▶ **To do**
Where a line contains the word "document", copy that line.

▶ **Data extract**
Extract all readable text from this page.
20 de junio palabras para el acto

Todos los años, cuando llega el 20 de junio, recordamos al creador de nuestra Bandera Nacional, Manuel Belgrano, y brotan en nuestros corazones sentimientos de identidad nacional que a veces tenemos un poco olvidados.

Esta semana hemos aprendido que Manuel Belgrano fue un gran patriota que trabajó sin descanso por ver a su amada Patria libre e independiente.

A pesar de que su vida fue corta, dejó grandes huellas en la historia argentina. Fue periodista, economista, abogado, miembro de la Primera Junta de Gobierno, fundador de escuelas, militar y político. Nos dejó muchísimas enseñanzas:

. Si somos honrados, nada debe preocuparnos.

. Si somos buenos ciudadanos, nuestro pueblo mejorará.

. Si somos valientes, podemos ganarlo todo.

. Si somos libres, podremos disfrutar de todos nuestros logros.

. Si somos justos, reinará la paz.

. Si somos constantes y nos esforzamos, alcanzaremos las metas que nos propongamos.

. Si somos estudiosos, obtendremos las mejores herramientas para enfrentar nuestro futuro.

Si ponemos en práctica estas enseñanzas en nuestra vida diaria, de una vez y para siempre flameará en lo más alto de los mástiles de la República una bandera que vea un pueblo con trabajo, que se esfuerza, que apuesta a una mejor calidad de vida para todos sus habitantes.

...

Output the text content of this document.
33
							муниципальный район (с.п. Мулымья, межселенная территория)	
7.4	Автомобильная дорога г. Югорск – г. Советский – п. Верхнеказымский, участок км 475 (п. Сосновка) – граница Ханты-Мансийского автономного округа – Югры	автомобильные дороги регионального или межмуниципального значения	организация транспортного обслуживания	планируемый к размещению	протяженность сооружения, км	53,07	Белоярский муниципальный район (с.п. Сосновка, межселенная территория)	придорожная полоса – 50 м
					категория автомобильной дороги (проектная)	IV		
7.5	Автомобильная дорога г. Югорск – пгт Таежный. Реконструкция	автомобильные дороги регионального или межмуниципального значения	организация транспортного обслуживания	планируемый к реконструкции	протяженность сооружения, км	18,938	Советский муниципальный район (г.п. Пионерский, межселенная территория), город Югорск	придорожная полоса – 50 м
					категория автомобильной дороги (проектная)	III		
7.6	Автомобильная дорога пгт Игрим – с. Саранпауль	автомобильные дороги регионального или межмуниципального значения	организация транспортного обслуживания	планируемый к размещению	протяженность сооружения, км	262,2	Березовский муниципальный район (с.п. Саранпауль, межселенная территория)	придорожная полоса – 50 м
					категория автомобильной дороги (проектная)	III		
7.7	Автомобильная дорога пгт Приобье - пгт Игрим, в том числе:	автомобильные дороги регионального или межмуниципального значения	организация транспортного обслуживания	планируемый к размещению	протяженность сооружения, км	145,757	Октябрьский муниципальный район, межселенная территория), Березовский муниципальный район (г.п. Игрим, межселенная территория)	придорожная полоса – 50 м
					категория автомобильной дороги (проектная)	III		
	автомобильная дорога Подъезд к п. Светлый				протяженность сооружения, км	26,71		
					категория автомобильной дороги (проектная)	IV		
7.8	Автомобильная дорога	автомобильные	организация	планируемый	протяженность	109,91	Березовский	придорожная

...

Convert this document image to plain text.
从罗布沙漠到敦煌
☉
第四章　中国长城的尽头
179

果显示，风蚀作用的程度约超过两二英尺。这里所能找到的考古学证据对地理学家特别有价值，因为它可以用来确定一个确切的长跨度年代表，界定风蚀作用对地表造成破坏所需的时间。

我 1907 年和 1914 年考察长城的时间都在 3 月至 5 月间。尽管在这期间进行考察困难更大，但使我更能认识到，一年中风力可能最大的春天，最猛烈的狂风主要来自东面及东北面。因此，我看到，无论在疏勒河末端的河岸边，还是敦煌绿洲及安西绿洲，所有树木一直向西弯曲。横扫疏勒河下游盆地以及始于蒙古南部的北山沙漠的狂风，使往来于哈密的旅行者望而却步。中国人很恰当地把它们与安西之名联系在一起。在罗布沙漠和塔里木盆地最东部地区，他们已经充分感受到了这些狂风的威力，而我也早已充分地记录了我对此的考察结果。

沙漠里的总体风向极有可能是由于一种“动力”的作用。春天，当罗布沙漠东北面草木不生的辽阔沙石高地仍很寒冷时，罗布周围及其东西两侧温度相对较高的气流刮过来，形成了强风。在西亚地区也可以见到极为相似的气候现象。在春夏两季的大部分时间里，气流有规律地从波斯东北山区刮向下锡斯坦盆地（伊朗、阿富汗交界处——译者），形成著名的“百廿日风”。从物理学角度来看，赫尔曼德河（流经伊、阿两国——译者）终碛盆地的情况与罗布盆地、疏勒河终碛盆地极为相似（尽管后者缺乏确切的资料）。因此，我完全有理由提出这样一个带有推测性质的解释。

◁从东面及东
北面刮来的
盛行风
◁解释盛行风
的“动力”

▶ **Full output**
Output the text content of this document.
Convert this document image to plain text.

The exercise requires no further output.